■ **Exercise brief**
Print the data that follows exactly.

(Entries taken from a collection)
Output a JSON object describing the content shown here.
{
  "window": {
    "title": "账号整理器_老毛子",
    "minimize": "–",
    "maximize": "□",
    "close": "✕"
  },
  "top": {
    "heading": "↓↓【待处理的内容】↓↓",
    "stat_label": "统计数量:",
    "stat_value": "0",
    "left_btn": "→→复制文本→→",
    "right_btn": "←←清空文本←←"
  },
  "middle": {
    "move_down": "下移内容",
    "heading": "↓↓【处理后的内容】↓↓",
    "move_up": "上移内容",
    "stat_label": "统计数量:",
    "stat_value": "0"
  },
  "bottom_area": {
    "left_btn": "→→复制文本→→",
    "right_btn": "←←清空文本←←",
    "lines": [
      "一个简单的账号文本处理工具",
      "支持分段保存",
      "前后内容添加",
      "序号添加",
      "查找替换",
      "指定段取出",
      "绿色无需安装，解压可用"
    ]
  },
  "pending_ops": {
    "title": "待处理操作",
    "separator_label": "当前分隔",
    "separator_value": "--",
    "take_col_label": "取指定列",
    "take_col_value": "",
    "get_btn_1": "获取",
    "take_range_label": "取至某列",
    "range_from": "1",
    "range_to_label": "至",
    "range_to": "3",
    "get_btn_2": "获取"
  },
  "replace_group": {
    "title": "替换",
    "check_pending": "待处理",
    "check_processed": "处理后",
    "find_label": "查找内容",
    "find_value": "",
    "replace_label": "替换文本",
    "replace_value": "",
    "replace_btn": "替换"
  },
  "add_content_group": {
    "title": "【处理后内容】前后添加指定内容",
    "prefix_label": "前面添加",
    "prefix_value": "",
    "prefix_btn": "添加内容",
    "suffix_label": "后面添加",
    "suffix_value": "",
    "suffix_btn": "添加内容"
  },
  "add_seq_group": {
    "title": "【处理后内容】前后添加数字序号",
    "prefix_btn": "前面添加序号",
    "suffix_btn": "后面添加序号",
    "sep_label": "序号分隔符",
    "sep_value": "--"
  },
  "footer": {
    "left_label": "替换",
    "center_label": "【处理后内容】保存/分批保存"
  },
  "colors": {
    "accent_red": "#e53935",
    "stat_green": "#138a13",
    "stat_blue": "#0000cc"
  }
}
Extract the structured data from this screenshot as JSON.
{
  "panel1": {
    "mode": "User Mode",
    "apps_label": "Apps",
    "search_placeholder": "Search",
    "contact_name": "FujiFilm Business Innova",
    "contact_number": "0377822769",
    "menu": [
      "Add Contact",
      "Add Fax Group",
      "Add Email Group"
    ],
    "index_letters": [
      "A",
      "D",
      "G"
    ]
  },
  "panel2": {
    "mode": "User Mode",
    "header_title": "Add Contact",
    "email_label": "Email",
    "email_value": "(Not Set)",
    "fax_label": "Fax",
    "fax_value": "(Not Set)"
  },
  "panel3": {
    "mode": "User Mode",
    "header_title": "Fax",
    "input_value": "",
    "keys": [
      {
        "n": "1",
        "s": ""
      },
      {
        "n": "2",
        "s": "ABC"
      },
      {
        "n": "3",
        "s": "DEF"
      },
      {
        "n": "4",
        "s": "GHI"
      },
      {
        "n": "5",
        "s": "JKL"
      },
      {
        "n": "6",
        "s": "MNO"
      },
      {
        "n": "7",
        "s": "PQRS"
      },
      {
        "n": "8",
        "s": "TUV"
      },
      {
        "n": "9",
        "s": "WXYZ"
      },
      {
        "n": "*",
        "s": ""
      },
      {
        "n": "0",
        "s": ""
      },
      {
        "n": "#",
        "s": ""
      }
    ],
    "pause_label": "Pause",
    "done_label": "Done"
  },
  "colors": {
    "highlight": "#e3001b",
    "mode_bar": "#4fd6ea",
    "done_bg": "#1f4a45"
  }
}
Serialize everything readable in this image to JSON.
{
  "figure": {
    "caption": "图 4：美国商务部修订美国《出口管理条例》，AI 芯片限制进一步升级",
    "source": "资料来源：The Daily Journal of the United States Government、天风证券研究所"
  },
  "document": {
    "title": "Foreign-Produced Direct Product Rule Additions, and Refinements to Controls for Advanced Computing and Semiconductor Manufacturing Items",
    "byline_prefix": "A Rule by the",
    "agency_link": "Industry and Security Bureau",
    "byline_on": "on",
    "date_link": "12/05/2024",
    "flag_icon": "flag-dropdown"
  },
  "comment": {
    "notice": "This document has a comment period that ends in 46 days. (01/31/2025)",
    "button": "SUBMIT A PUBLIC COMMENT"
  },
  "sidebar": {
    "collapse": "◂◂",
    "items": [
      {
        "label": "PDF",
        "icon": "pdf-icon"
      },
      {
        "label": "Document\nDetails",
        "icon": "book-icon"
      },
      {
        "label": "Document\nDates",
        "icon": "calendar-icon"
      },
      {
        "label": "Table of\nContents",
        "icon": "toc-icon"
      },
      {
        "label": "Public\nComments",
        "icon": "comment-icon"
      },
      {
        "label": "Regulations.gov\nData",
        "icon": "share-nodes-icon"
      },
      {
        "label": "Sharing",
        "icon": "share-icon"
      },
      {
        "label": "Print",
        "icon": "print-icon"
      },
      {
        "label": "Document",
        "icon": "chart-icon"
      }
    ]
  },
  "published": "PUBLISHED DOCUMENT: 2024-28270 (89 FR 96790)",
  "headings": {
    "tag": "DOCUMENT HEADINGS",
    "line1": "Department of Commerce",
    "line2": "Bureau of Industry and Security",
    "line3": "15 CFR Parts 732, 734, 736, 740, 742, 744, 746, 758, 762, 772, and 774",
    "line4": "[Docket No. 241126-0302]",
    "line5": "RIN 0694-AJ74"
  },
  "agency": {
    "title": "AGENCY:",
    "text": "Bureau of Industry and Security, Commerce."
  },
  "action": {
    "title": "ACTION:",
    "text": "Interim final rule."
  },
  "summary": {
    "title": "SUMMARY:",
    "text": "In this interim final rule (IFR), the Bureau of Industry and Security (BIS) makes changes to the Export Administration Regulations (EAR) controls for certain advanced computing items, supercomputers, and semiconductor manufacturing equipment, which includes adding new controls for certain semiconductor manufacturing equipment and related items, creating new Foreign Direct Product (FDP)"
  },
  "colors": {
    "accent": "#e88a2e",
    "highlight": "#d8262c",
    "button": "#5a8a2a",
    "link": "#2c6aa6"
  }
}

■ **Response to the task**
Output a JSON object describing the content shown here.
{
  "window": {
    "title": "账号整理器_老毛子",
    "minimize": "–",
    "maximize": "□",
    "close": "✕"
  },
  "top": {
    "heading": "↓↓【待处理的内容】↓↓",
    "stat_label": "统计数量:",
    "stat_value": "0",
    "left_btn": "→→复制文本→→",
    "right_btn": "←←清空文本←←"
  },
  "middle": {
    "move_down": "下移内容",
    "heading": "↓↓【处理后的内容】↓↓",
    "move_up": "上移内容",
    "stat_label": "统计数量:",
    "stat_value": "0"
  },
  "bottom_area": {
    "left_btn": "→→复制文本→→",
    "right_btn": "←←清空文本←←",
    "lines": [
      "一个简单的账号文本处理工具",
      "支持分段保存",
      "前后内容添加",
      "序号添加",
      "查找替换",
      "指定段取出",
      "绿色无需安装，解压可用"
    ]
  },
  "pending_ops": {
    "title": "待处理操作",
    "separator_label": "当前分隔",
    "separator_value": "--",
    "take_col_label": "取指定列",
    "take_col_value": "",
    "get_btn_1": "获取",
    "take_range_label": "取至某列",
    "range_from": "1",
    "range_to_label": "至",
    "range_to": "3",
    "get_btn_2": "获取"
  },
  "replace_group": {
    "title": "替换",
    "check_pending": "待处理",
    "check_processed": "处理后",
    "find_label": "查找内容",
    "find_value": "",
    "replace_label": "替换文本",
    "replace_value": "",
    "replace_btn": "替换"
  },
  "add_content_group": {
    "title": "【处理后内容】前后添加指定内容",
    "prefix_label": "前面添加",
    "prefix_value": "",
    "prefix_btn": "添加内容",
    "suffix_label": "后面添加",
    "suffix_value": "",
    "suffix_btn": "添加内容"
  },
  "add_seq_group": {
    "title": "【处理后内容】前后添加数字序号",
    "prefix_btn": "前面添加序号",
    "suffix_btn": "后面添加序号",
    "sep_label": "序号分隔符",
    "sep_value": "--"
  },
  "footer": {
    "left_label": "替换",
    "center_label": "【处理后内容】保存/分批保存"
  },
  "colors": {
    "accent_red": "#e53935",
    "stat_green": "#138a13",
    "stat_blue": "#0000cc"
  }
}
Extract the structured data from this screenshot as JSON.
{
  "panel1": {
    "mode": "User Mode",
    "apps_label": "Apps",
    "search_placeholder": "Search",
    "contact_name": "FujiFilm Business Innova",
    "contact_number": "0377822769",
    "menu": [
      "Add Contact",
      "Add Fax Group",
      "Add Email Group"
    ],
    "index_letters": [
      "A",
      "D",
      "G"
    ]
  },
  "panel2": {
    "mode": "User Mode",
    "header_title": "Add Contact",
    "email_label": "Email",
    "email_value": "(Not Set)",
    "fax_label": "Fax",
    "fax_value": "(Not Set)"
  },
  "panel3": {
    "mode": "User Mode",
    "header_title": "Fax",
    "input_value": "",
    "keys": [
      {
        "n": "1",
        "s": ""
      },
      {
        "n": "2",
        "s": "ABC"
      },
      {
        "n": "3",
        "s": "DEF"
      },
      {
        "n": "4",
        "s": "GHI"
      },
      {
        "n": "5",
        "s": "JKL"
      },
      {
        "n": "6",
        "s": "MNO"
      },
      {
        "n": "7",
        "s": "PQRS"
      },
      {
        "n": "8",
        "s": "TUV"
      },
      {
        "n": "9",
        "s": "WXYZ"
      },
      {
        "n": "*",
        "s": ""
      },
      {
        "n": "0",
        "s": ""
      },
      {
        "n": "#",
        "s": ""
      }
    ],
    "pause_label": "Pause",
    "done_label": "Done"
  },
  "colors": {
    "highlight": "#e3001b",
    "mode_bar": "#4fd6ea",
    "done_bg": "#1f4a45"
  }
}
Serialize everything readable in this image to JSON.
{
  "figure": {
    "caption": "图 4：美国商务部修订美国《出口管理条例》，AI 芯片限制进一步升级",
    "source": "资料来源：The Daily Journal of the United States Government、天风证券研究所"
  },
  "document": {
    "title": "Foreign-Produced Direct Product Rule Additions, and Refinements to Controls for Advanced Computing and Semiconductor Manufacturing Items",
    "byline_prefix": "A Rule by the",
    "agency_link": "Industry and Security Bureau",
    "byline_on": "on",
    "date_link": "12/05/2024",
    "flag_icon": "flag-dropdown"
  },
  "comment": {
    "notice": "This document has a comment period that ends in 46 days. (01/31/2025)",
    "button": "SUBMIT A PUBLIC COMMENT"
  },
  "sidebar": {
    "collapse": "◂◂",
    "items": [
      {
        "label": "PDF",
        "icon": "pdf-icon"
      },
      {
        "label": "Document\nDetails",
        "icon": "book-icon"
      },
      {
        "label": "Document\nDates",
        "icon": "calendar-icon"
      },
      {
        "label": "Table of\nContents",
        "icon": "toc-icon"
      },
      {
        "label": "Public\nComments",
        "icon": "comment-icon"
      },
      {
        "label": "Regulations.gov\nData",
        "icon": "share-nodes-icon"
      },
      {
        "label": "Sharing",
        "icon": "share-icon"
      },
      {
        "label": "Print",
        "icon": "print-icon"
      },
      {
        "label": "Document",
        "icon": "chart-icon"
      }
    ]
  },
  "published": "PUBLISHED DOCUMENT: 2024-28270 (89 FR 96790)",
  "headings": {
    "tag": "DOCUMENT HEADINGS",
    "line1": "Department of Commerce",
    "line2": "Bureau of Industry and Security",
    "line3": "15 CFR Parts 732, 734, 736, 740, 742, 744, 746, 758, 762, 772, and 774",
    "line4": "[Docket No. 241126-0302]",
    "line5": "RIN 0694-AJ74"
  },
  "agency": {
    "title": "AGENCY:",
    "text": "Bureau of Industry and Security, Commerce."
  },
  "action": {
    "title": "ACTION:",
    "text": "Interim final rule."
  },
  "summary": {
    "title": "SUMMARY:",
    "text": "In this interim final rule (IFR), the Bureau of Industry and Security (BIS) makes changes to the Export Administration Regulations (EAR) controls for certain advanced computing items, supercomputers, and semiconductor manufacturing equipment, which includes adding new controls for certain semiconductor manufacturing equipment and related items, creating new Foreign Direct Product (FDP)"
  },
  "colors": {
    "accent": "#e88a2e",
    "highlight": "#d8262c",
    "button": "#5a8a2a",
    "link": "#2c6aa6"
  }
}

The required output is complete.